▶ _INSTRUCTIONS TO FOLLOW_:
Report only how many lines hold the word "develops".
-- BEGIN DATA SHOWN --
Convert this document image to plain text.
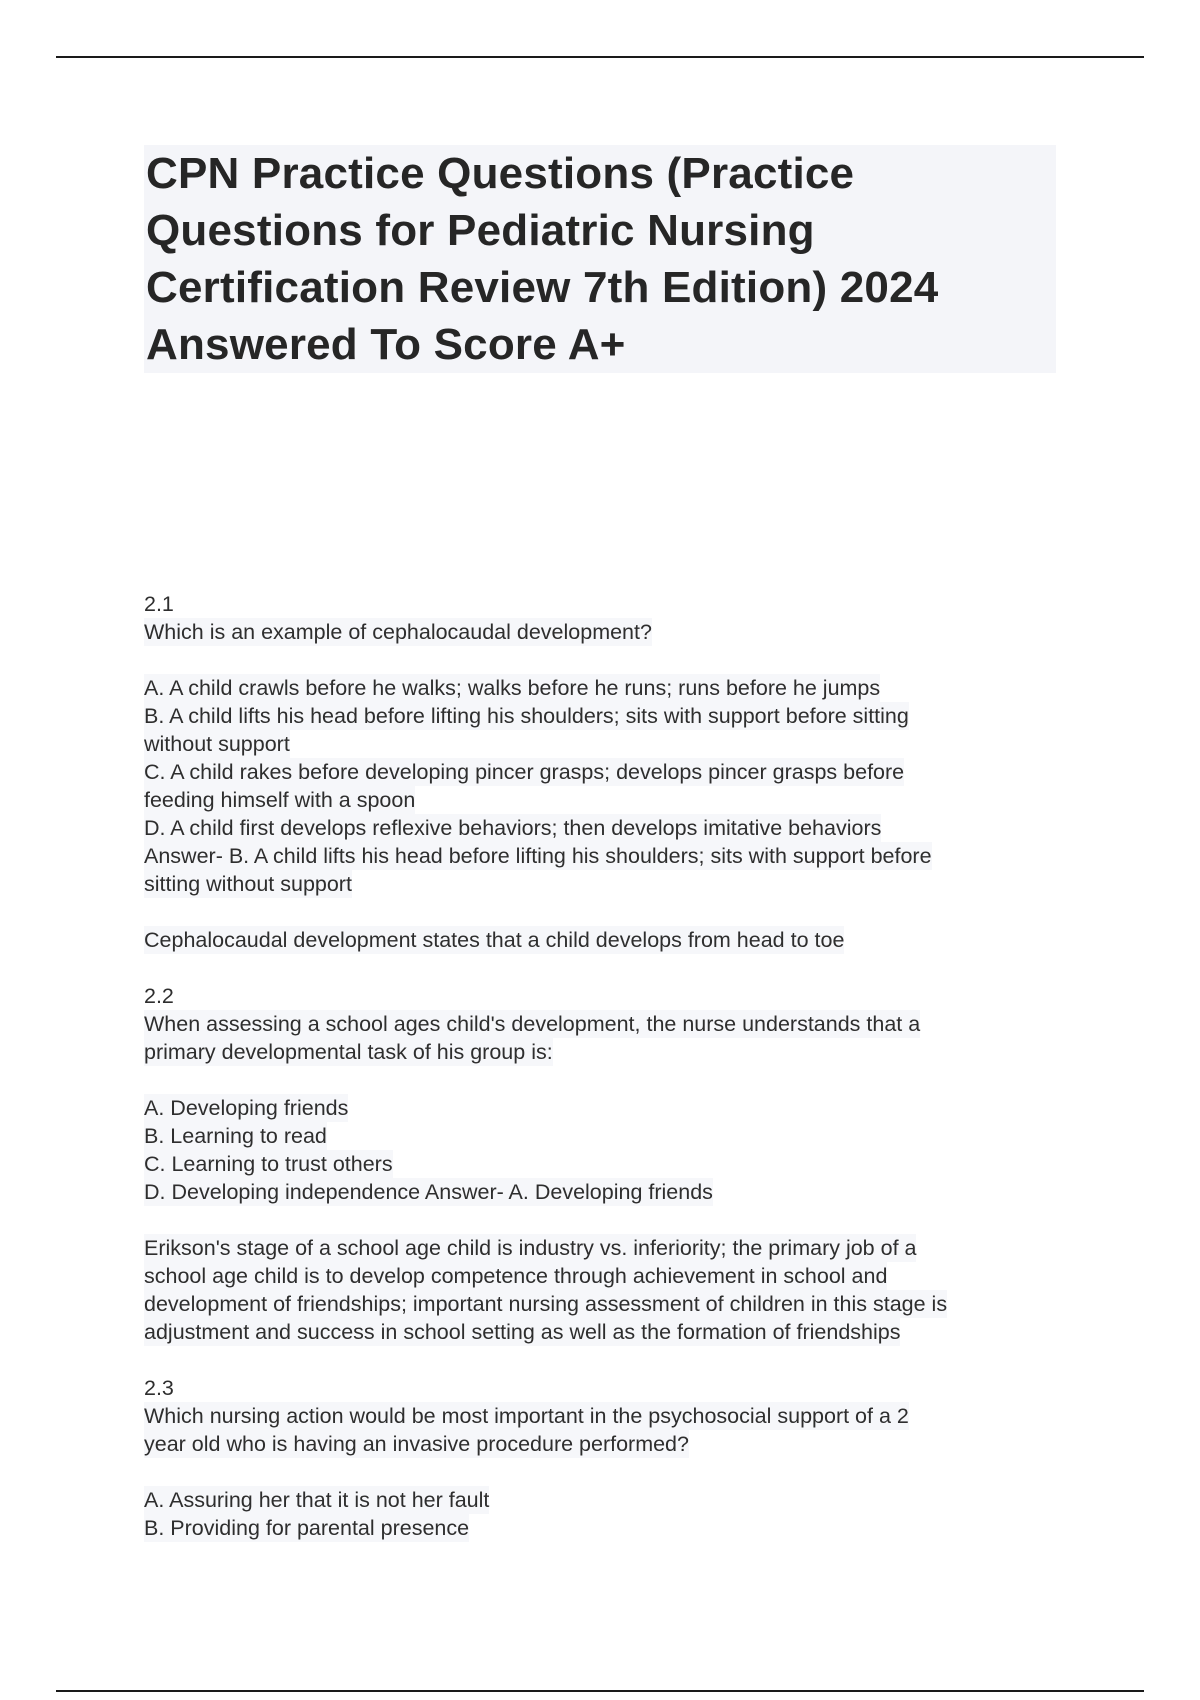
CPN Practice Questions (Practice
Questions for Pediatric Nursing
Certification Review 7th Edition) 2024
Answered To Score A+
2.1
Which is an example of cephalocaudal development?
A. A child crawls before he walks; walks before he runs; runs before he jumps
B. A child lifts his head before lifting his shoulders; sits with support before sitting
without support
C. A child rakes before developing pincer grasps; develops pincer grasps before
feeding himself with a spoon
D. A child first develops reflexive behaviors; then develops imitative behaviors
Answer- B. A child lifts his head before lifting his shoulders; sits with support before
sitting without support
Cephalocaudal development states that a child develops from head to toe
2.2
When assessing a school ages child's development, the nurse understands that a
primary developmental task of his group is:
A. Developing friends
B. Learning to read
C. Learning to trust others
D. Developing independence Answer- A. Developing friends
Erikson's stage of a school age child is industry vs. inferiority; the primary job of a
school age child is to develop competence through achievement in school and
development of friendships; important nursing assessment of children in this stage is
adjustment and success in school setting as well as the formation of friendships
2.3
Which nursing action would be most important in the psychosocial support of a 2
year old who is having an invasive procedure performed?
A. Assuring her that it is not her fault
B. Providing for parental presence
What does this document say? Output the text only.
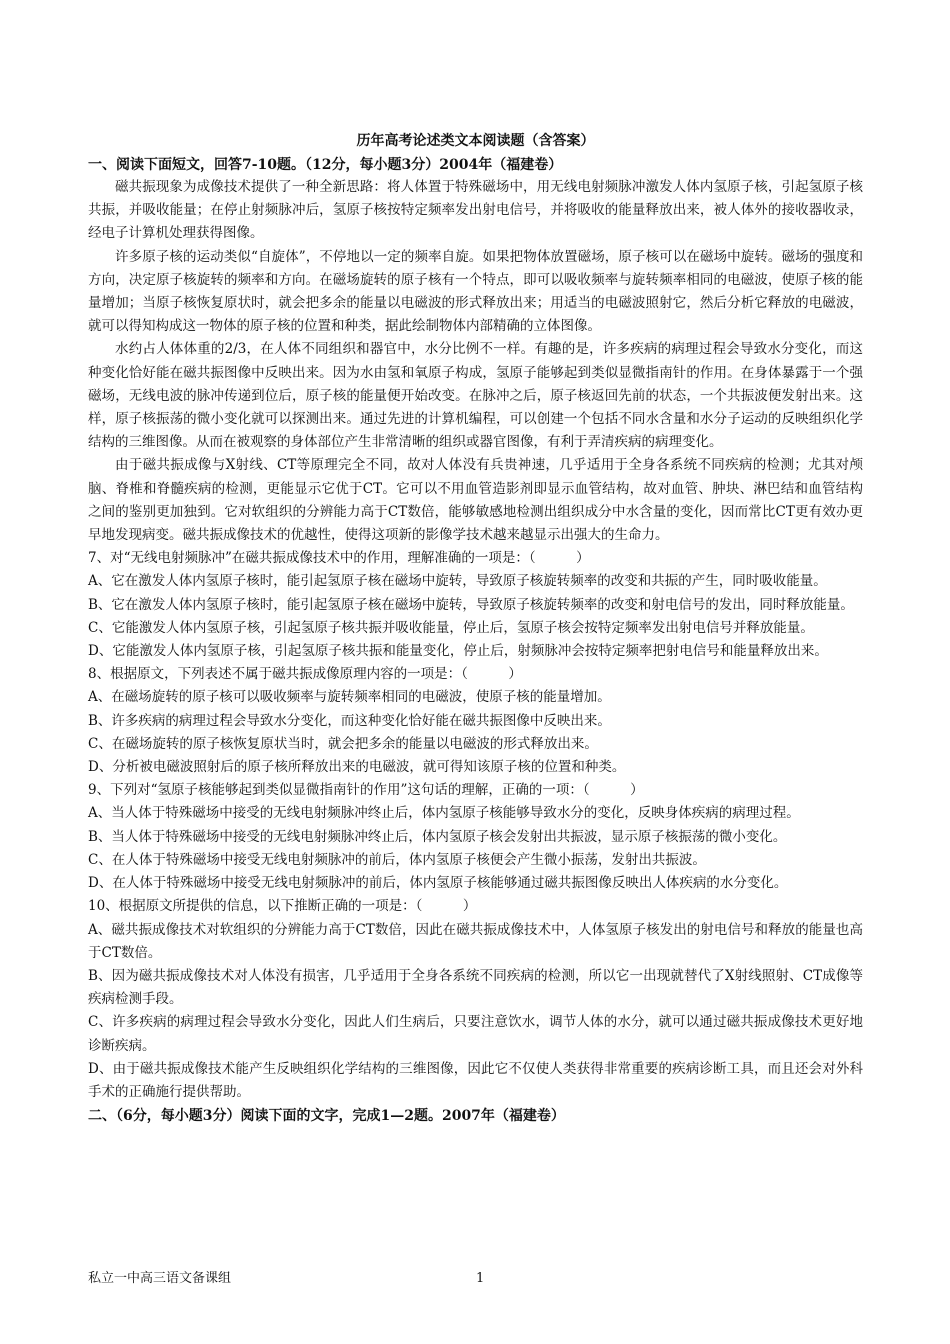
历年高考论述类文本阅读题（含答案）
一、阅读下面短文，回答7-10题。（12分，每小题3分）2004年（福建卷）

磁共振现象为成像技术提供了一种全新思路：将人体置于特殊磁场中，用无线电射频脉冲激发人体内氢原子核，引起氢原子核共振，并吸收能量；在停止射频脉冲后，氢原子核按特定频率发出射电信号，并将吸收的能量释放出来，被人体外的接收器收录，经电子计算机处理获得图像。

许多原子核的运动类似“自旋体”，不停地以一定的频率自旋。如果把物体放置磁场，原子核可以在磁场中旋转。磁场的强度和方向，决定原子核旋转的频率和方向。在磁场旋转的原子核有一个特点，即可以吸收频率与旋转频率相同的电磁波，使原子核的能量增加；当原子核恢复原状时，就会把多余的能量以电磁波的形式释放出来；用适当的电磁波照射它，然后分析它释放的电磁波，就可以得知构成这一物体的原子核的位置和种类，据此绘制物体内部精确的立体图像。

水约占人体体重的2/3，在人体不同组织和器官中，水分比例不一样。有趣的是，许多疾病的病理过程会导致水分变化，而这种变化恰好能在磁共振图像中反映出来。因为水由氢和氧原子构成，氢原子能够起到类似显微指南针的作用。在身体暴露于一个强磁场，无线电波的脉冲传递到位后，原子核的能量便开始改变。在脉冲之后，原子核返回先前的状态，一个共振波便发射出来。这样，原子核振荡的微小变化就可以探测出来。通过先进的计算机编程，可以创建一个包括不同水含量和水分子运动的反映组织化学结构的三维图像。从而在被观察的身体部位产生非常清晰的组织或器官图像，有利于弄清疾病的病理变化。

由于磁共振成像与X射线、CT等原理完全不同，故对人体没有兵贵神速，几乎适用于全身各系统不同疾病的检测；尤其对颅脑、脊椎和脊髓疾病的检测，更能显示它优于CT。它可以不用血管造影剂即显示血管结构，故对血管、肿块、淋巴结和血管结构之间的鉴别更加独到。它对软组织的分辨能力高于CT数倍，能够敏感地检测出组织成分中水含量的变化，因而常比CT更有效办更早地发现病变。磁共振成像技术的优越性，使得这项新的影像学技术越来越显示出强大的生命力。

7、对“无线电射频脉冲”在磁共振成像技术中的作用，理解准确的一项是：（　　　）

A、它在激发人体内氢原子核时，能引起氢原子核在磁场中旋转，导致原子核旋转频率的改变和共振的产生，同时吸收能量。

B、它在激发人体内氢原子核时，能引起氢原子核在磁场中旋转，导致原子核旋转频率的改变和射电信号的发出，同时释放能量。

C、它能激发人体内氢原子核，引起氢原子核共振并吸收能量，停止后，氢原子核会按特定频率发出射电信号并释放能量。

D、它能激发人体内氢原子核，引起氢原子核共振和能量变化，停止后，射频脉冲会按特定频率把射电信号和能量释放出来。

8、根据原文，下列表述不属于磁共振成像原理内容的一项是：（　　　）

A、在磁场旋转的原子核可以吸收频率与旋转频率相同的电磁波，使原子核的能量增加。

B、许多疾病的病理过程会导致水分变化，而这种变化恰好能在磁共振图像中反映出来。

C、在磁场旋转的原子核恢复原状当时，就会把多余的能量以电磁波的形式释放出来。

D、分析被电磁波照射后的原子核所释放出来的电磁波，就可得知该原子核的位置和种类。

9、下列对“氢原子核能够起到类似显微指南针的作用”这句话的理解，正确的一项：（　　　）

A、当人体于特殊磁场中接受的无线电射频脉冲终止后，体内氢原子核能够导致水分的变化，反映身体疾病的病理过程。

B、当人体于特殊磁场中接受的无线电射频脉冲终止后，体内氢原子核会发射出共振波，显示原子核振荡的微小变化。

C、在人体于特殊磁场中接受无线电射频脉冲的前后，体内氢原子核便会产生微小振荡，发射出共振波。

D、在人体于特殊磁场中接受无线电射频脉冲的前后，体内氢原子核能够通过磁共振图像反映出人体疾病的水分变化。

10、根据原文所提供的信息，以下推断正确的一项是：（　　　）

A、磁共振成像技术对软组织的分辨能力高于CT数倍，因此在磁共振成像技术中，人体氢原子核发出的射电信号和释放的能量也高于CT数倍。

B、因为磁共振成像技术对人体没有损害，几乎适用于全身各系统不同疾病的检测，所以它一出现就替代了X射线照射、CT成像等疾病检测手段。

C、许多疾病的病理过程会导致水分变化，因此人们生病后，只要注意饮水，调节人体的水分，就可以通过磁共振成像技术更好地诊断疾病。

D、由于磁共振成像技术能产生反映组织化学结构的三维图像，因此它不仅使人类获得非常重要的疾病诊断工具，而且还会对外科手术的正确施行提供帮助。

二、（6分，每小题3分）阅读下面的文字，完成1—2题。2007年（福建卷）
私立一中高三语文备课组	1
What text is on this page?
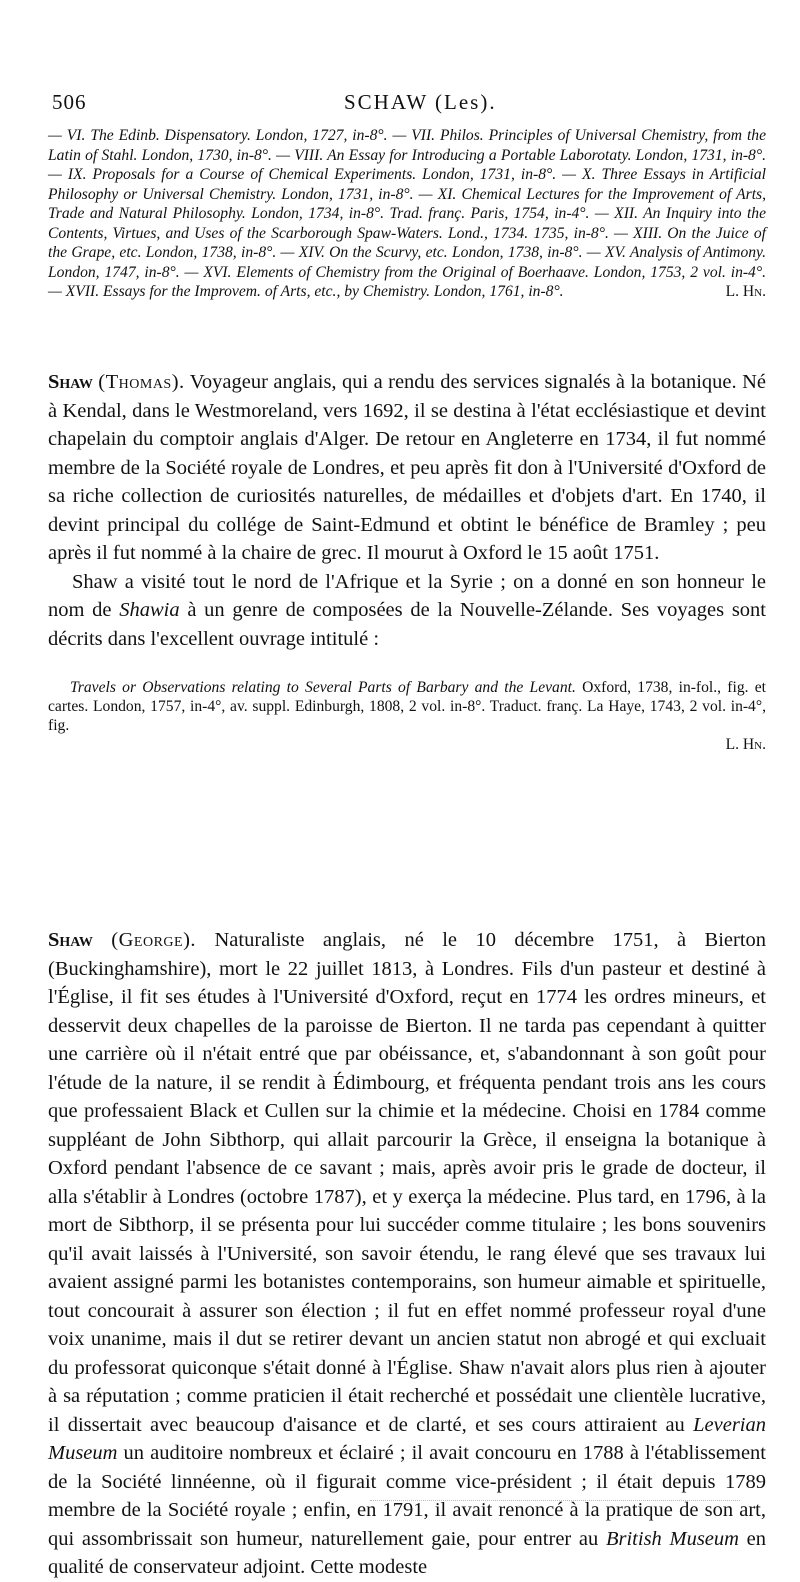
506	SCHAW (Les).
— VI. The Edinb. Dispensatory. London, 1727, in-8°. — VII. Philos. Principles of Universal Chemistry, from the Latin of Stahl. London, 1730, in-8°. — VIII. An Essay for Introducing a Portable Laborotaty. London, 1731, in-8°. — IX. Proposals for a Course of Chemical Experiments. London, 1731, in-8°. — X. Three Essays in Artificial Philosophy or Universal Chemistry. London, 1731, in-8°. — XI. Chemical Lectures for the Improvement of Arts, Trade and Natural Philosophy. London, 1734, in-8°. Trad. franç. Paris, 1754, in-4°. — XII. An Inquiry into the Contents, Virtues, and Uses of the Scarborough Spaw-Waters. Lond., 1734. 1735, in-8°. — XIII. On the Juice of the Grape, etc. London, 1738, in-8°. — XIV. On the Scurvy, etc. London, 1738, in-8°. — XV. Analysis of Antimony. London, 1747, in-8°. — XVI. Elements of Chemistry from the Original of Boerhaave. London, 1753, 2 vol. in-4°. — XVII. Essays for the Improvem. of Arts, etc., by Chemistry. London, 1761, in-8°.	L. Hn.

Shaw (Thomas). Voyageur anglais, qui a rendu des services signalés à la botanique. Né à Kendal, dans le Westmoreland, vers 1692, il se destina à l'état ecclésiastique et devint chapelain du comptoir anglais d'Alger. De retour en Angleterre en 1734, il fut nommé membre de la Société royale de Londres, et peu après fit don à l'Université d'Oxford de sa riche collection de curiosités naturelles, de médailles et d'objets d'art. En 1740, il devint principal du collége de Saint-Edmund et obtint le bénéfice de Bramley ; peu après il fut nommé à la chaire de grec. Il mourut à Oxford le 15 août 1751.

Shaw a visité tout le nord de l'Afrique et la Syrie ; on a donné en son honneur le nom de Shawia à un genre de composées de la Nouvelle-Zélande. Ses voyages sont décrits dans l'excellent ouvrage intitulé :

Travels or Observations relating to Several Parts of Barbary and the Levant. Oxford, 1738, in-fol., fig. et cartes. London, 1757, in-4°, av. suppl. Edinburgh, 1808, 2 vol. in-8°. Traduct. franç. La Haye, 1743, 2 vol. in-4°, fig.
L. Hn.

Shaw (George). Naturaliste anglais, né le 10 décembre 1751, à Bierton (Buckinghamshire), mort le 22 juillet 1813, à Londres. Fils d'un pasteur et destiné à l'Église, il fit ses études à l'Université d'Oxford, reçut en 1774 les ordres mineurs, et desservit deux chapelles de la paroisse de Bierton. Il ne tarda pas cependant à quitter une carrière où il n'était entré que par obéissance, et, s'abandonnant à son goût pour l'étude de la nature, il se rendit à Édimbourg, et fréquenta pendant trois ans les cours que professaient Black et Cullen sur la chimie et la médecine. Choisi en 1784 comme suppléant de John Sibthorp, qui allait parcourir la Grèce, il enseigna la botanique à Oxford pendant l'absence de ce savant ; mais, après avoir pris le grade de docteur, il alla s'établir à Londres (octobre 1787), et y exerça la médecine. Plus tard, en 1796, à la mort de Sibthorp, il se présenta pour lui succéder comme titulaire ; les bons souvenirs qu'il avait laissés à l'Université, son savoir étendu, le rang élevé que ses travaux lui avaient assigné parmi les botanistes contemporains, son humeur aimable et spirituelle, tout concourait à assurer son élection ; il fut en effet nommé professeur royal d'une voix unanime, mais il dut se retirer devant un ancien statut non abrogé et qui excluait du professorat quiconque s'était donné à l'Église. Shaw n'avait alors plus rien à ajouter à sa réputation ; comme praticien il était recherché et possédait une clientèle lucrative, il dissertait avec beaucoup d'aisance et de clarté, et ses cours attiraient au Leverian Museum un auditoire nombreux et éclairé ; il avait concouru en 1788 à l'établissement de la Société linnéenne, où il figurait comme vice-président ; il était depuis 1789 membre de la Société royale ; enfin, en 1791, il avait renoncé à la pratique de son art, qui assombrissait son humeur, naturellement gaie, pour entrer au British Museum en qualité de conservateur adjoint. Cette modeste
-- END DATA SHOWN --
▶ _PROBLEM SOLUTION_:
3